Extracted data entries:
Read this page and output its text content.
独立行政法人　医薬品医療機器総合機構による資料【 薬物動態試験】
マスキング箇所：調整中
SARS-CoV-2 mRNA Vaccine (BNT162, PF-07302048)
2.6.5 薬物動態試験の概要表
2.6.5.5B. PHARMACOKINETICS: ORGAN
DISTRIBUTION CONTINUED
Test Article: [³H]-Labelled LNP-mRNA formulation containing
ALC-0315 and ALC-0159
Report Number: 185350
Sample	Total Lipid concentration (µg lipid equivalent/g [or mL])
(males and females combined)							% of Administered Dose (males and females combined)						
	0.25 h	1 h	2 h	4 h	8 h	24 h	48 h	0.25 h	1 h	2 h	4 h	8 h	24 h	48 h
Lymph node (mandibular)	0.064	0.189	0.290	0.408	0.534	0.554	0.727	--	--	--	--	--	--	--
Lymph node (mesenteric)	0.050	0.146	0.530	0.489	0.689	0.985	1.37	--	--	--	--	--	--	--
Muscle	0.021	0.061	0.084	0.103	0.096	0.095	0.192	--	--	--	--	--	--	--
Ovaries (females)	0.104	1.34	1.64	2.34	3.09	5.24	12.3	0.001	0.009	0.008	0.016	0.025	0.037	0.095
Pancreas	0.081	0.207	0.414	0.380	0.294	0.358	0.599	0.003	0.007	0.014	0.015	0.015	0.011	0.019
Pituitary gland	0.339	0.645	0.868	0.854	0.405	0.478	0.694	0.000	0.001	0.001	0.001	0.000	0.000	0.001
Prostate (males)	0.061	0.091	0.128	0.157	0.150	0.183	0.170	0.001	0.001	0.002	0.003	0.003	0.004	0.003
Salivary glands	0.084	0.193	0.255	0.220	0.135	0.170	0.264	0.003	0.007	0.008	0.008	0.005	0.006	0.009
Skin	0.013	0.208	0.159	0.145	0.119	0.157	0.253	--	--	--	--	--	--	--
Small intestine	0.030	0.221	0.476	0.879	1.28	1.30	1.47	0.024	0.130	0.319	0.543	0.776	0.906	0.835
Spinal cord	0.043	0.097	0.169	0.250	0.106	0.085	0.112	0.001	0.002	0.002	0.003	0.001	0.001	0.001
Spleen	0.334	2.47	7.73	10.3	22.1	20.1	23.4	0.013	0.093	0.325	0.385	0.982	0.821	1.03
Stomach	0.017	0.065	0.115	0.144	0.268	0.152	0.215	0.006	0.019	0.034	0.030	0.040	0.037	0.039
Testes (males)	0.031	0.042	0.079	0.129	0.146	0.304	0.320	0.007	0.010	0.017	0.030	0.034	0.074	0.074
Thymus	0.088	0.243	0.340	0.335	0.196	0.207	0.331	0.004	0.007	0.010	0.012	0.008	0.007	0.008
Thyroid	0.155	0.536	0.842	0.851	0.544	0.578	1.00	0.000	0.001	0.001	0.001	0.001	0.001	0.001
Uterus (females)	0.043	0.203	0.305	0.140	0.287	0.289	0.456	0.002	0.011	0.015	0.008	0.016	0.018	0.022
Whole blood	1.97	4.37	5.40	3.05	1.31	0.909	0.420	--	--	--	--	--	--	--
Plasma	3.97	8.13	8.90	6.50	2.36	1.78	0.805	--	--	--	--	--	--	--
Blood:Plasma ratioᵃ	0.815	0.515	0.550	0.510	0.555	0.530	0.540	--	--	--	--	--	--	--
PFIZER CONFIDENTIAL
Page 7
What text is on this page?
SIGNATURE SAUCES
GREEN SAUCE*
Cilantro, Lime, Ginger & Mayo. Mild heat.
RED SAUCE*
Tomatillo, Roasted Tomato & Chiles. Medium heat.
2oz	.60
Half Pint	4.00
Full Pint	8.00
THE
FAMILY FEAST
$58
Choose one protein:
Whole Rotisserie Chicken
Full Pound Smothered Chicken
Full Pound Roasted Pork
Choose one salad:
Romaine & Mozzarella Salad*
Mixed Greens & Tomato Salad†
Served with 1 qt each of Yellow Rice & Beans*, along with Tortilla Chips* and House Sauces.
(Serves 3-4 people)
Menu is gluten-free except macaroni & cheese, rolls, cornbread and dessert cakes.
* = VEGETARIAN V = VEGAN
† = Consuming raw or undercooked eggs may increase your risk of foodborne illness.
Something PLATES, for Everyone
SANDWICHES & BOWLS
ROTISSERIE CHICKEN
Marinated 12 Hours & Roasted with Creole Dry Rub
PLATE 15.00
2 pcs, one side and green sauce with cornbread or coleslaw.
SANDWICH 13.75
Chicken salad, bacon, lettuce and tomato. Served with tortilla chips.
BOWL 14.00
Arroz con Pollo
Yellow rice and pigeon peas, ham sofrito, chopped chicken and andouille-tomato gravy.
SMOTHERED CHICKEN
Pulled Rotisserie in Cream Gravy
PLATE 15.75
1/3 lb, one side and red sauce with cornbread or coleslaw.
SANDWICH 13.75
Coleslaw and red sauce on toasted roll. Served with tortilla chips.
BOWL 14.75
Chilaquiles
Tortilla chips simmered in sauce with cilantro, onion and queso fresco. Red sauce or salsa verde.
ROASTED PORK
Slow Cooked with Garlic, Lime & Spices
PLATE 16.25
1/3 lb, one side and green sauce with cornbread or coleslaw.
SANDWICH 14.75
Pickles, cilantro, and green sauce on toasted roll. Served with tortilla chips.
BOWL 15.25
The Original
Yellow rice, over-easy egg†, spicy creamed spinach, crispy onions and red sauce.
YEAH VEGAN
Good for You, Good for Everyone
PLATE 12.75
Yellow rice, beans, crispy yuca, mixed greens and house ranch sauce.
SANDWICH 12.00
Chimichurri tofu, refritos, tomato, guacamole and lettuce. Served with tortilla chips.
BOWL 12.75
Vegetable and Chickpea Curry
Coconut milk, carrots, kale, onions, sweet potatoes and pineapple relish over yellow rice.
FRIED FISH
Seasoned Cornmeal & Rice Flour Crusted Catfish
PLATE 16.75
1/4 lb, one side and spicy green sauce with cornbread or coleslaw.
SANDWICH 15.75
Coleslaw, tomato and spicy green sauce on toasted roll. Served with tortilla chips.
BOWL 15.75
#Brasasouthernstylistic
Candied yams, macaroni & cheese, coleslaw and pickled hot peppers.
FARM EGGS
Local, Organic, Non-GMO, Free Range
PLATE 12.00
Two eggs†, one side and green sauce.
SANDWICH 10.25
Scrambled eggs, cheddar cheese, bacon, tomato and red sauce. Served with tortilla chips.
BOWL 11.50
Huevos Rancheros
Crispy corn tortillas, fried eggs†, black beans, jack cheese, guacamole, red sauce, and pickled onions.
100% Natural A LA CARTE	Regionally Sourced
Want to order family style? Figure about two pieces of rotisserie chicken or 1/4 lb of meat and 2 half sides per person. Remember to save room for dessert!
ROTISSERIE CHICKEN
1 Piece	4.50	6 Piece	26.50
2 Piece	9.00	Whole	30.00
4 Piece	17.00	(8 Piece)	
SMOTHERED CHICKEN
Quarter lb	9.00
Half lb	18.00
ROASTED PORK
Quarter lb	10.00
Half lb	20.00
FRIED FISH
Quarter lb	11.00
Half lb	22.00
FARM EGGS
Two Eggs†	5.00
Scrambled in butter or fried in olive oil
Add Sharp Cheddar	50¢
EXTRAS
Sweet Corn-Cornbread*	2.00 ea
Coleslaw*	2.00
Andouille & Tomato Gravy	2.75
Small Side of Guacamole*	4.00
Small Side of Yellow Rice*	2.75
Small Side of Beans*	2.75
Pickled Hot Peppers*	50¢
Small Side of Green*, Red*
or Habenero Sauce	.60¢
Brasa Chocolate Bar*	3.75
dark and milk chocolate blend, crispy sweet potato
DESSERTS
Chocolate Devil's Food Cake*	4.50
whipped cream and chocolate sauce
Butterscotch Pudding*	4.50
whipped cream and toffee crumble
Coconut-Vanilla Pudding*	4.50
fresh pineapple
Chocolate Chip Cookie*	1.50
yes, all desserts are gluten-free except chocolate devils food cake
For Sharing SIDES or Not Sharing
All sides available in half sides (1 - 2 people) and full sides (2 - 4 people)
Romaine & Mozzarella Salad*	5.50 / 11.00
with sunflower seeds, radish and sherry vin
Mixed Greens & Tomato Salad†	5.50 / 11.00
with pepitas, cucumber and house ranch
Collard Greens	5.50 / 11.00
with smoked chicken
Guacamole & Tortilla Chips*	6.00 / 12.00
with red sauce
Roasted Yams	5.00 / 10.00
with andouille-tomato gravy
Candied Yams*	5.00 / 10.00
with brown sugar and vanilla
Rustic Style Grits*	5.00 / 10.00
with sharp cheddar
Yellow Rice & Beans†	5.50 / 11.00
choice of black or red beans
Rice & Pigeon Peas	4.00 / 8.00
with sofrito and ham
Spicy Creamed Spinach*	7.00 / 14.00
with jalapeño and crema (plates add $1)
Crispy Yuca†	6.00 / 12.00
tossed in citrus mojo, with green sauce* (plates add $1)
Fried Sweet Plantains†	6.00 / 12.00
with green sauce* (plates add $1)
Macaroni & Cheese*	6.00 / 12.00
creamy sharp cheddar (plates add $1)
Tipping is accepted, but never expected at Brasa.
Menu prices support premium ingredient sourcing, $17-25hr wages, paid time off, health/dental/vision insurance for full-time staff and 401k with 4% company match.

Work instruction:
Note every line of the entries in which "Whole" appears, and copy it down.

Completed task:
Whole blood	1.97	4.37	5.40	3.05	1.31	0.909	0.420	--	--	--	--	--	--	--
Whole Rotisserie Chicken
2 Piece	9.00	Whole	30.00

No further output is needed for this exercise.